**RECORD SET:**
● ● ● ●
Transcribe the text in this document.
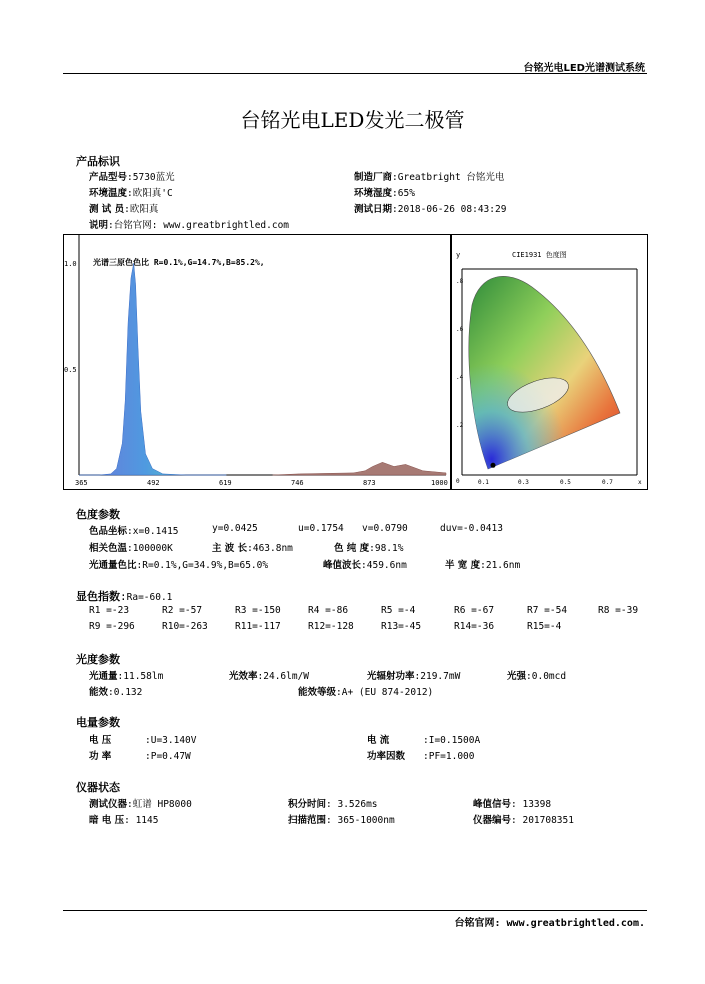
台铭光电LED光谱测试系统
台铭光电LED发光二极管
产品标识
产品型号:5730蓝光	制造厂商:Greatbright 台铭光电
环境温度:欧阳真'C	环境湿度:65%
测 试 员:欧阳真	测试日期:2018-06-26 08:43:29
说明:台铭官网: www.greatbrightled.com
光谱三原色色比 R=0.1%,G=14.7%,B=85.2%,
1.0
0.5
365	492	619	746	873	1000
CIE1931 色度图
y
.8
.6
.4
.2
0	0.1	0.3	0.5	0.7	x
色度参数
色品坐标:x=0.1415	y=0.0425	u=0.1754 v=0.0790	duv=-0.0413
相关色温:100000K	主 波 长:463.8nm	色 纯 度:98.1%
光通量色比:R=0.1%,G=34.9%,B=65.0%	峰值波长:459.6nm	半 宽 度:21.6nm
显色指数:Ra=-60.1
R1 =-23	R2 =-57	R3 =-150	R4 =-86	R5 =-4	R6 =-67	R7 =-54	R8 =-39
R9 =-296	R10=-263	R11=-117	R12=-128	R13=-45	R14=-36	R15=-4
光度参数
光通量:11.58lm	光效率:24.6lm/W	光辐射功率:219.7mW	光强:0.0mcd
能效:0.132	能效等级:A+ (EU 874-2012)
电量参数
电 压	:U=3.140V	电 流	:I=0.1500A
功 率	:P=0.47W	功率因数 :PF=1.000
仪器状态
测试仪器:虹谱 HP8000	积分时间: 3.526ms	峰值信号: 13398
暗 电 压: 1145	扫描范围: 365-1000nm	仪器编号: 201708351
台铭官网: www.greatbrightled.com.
● ● ● ●
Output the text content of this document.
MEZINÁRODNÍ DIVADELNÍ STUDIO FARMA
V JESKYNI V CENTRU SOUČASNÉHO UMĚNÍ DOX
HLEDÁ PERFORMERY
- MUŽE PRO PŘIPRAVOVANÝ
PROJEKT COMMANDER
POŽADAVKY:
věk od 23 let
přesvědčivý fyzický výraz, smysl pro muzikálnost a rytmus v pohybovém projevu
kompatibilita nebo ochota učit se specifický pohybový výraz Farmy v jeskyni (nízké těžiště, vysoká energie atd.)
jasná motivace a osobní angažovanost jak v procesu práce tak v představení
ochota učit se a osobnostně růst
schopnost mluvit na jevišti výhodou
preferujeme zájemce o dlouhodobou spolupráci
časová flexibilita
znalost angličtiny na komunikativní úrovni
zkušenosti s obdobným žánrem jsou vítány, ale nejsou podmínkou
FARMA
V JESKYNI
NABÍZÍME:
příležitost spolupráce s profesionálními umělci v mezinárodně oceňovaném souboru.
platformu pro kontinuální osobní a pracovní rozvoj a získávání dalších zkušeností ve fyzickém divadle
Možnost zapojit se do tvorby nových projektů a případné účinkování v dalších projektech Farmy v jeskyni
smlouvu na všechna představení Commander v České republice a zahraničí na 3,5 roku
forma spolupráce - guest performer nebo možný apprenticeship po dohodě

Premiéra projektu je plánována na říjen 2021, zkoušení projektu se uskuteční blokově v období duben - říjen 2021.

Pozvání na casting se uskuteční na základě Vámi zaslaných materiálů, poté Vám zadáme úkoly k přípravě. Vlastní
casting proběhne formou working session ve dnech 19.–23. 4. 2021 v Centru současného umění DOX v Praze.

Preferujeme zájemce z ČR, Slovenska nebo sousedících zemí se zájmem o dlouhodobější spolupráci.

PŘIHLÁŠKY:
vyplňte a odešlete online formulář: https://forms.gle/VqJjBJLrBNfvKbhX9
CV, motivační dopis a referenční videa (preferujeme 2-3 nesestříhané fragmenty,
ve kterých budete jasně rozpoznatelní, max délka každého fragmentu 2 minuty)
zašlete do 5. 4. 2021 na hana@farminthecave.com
● ● ● ●
**STATED GOAL:** Scan the material above for the string "uskuteční" and return the lines that hold it.

**TASK ANSWER:**
Premiéra projektu je plánována na říjen 2021, zkoušení projektu se uskuteční blokově v období duben - říjen 2021.
Pozvání na casting se uskuteční na základě Vámi zaslaných materiálů, poté Vám zadáme úkoly k přípravě. Vlastní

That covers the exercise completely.